• _DIRECTION_
Your task is to copy every line of this material exactly.

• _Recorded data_
<<<<

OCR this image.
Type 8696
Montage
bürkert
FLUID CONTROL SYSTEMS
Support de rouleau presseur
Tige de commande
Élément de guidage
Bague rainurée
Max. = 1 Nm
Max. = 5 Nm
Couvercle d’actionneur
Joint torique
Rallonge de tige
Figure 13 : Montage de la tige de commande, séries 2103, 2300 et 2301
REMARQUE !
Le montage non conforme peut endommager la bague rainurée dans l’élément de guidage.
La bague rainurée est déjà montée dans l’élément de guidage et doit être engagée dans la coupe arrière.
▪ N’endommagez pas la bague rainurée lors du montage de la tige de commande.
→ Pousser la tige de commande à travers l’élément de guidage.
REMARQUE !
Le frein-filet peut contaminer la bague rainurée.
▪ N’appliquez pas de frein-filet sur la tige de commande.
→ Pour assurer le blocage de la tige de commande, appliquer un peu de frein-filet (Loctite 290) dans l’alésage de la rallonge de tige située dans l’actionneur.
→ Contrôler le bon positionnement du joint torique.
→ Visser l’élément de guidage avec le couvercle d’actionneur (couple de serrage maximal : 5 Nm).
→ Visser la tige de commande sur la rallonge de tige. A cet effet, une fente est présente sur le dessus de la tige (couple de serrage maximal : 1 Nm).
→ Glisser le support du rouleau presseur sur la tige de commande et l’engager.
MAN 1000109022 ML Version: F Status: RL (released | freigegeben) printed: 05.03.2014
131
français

>>>>

• _ANSWER TO THIS TASK_
OCR this image.
Type 8696
Montage
bürkert
FLUID CONTROL SYSTEMS
Support de rouleau presseur
Tige de commande
Élément de guidage
Bague rainurée
Max. = 1 Nm
Max. = 5 Nm
Couvercle d’actionneur
Joint torique
Rallonge de tige
Figure 13 : Montage de la tige de commande, séries 2103, 2300 et 2301
REMARQUE !
Le montage non conforme peut endommager la bague rainurée dans l’élément de guidage.
La bague rainurée est déjà montée dans l’élément de guidage et doit être engagée dans la coupe arrière.
▪ N’endommagez pas la bague rainurée lors du montage de la tige de commande.
→ Pousser la tige de commande à travers l’élément de guidage.
REMARQUE !
Le frein-filet peut contaminer la bague rainurée.
▪ N’appliquez pas de frein-filet sur la tige de commande.
→ Pour assurer le blocage de la tige de commande, appliquer un peu de frein-filet (Loctite 290) dans l’alésage de la rallonge de tige située dans l’actionneur.
→ Contrôler le bon positionnement du joint torique.
→ Visser l’élément de guidage avec le couvercle d’actionneur (couple de serrage maximal : 5 Nm).
→ Visser la tige de commande sur la rallonge de tige. A cet effet, une fente est présente sur le dessus de la tige (couple de serrage maximal : 1 Nm).
→ Glisser le support du rouleau presseur sur la tige de commande et l’engager.
MAN 1000109022 ML Version: F Status: RL (released | freigegeben) printed: 05.03.2014
131
français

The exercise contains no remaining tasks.